What you are asked to do: Print all of the data exactly as written.

The records:
════════
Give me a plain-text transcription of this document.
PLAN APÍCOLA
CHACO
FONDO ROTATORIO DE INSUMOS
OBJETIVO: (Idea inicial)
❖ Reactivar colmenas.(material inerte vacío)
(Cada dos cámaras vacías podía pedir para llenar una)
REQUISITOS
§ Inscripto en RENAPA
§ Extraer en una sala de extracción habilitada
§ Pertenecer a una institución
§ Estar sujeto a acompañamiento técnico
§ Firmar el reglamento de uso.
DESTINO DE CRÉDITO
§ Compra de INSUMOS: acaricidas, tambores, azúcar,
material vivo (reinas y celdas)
════════
Result of the exercise:
Give me a plain-text transcription of this document.
PLAN APÍCOLA
CHACO
FONDO ROTATORIO DE INSUMOS
OBJETIVO: (Idea inicial)
❖ Reactivar colmenas.(material inerte vacío)
(Cada dos cámaras vacías podía pedir para llenar una)
REQUISITOS
§ Inscripto en RENAPA
§ Extraer en una sala de extracción habilitada
§ Pertenecer a una institución
§ Estar sujeto a acompañamiento técnico
§ Firmar el reglamento de uso.
DESTINO DE CRÉDITO
§ Compra de INSUMOS: acaricidas, tambores, azúcar,
material vivo (reinas y celdas)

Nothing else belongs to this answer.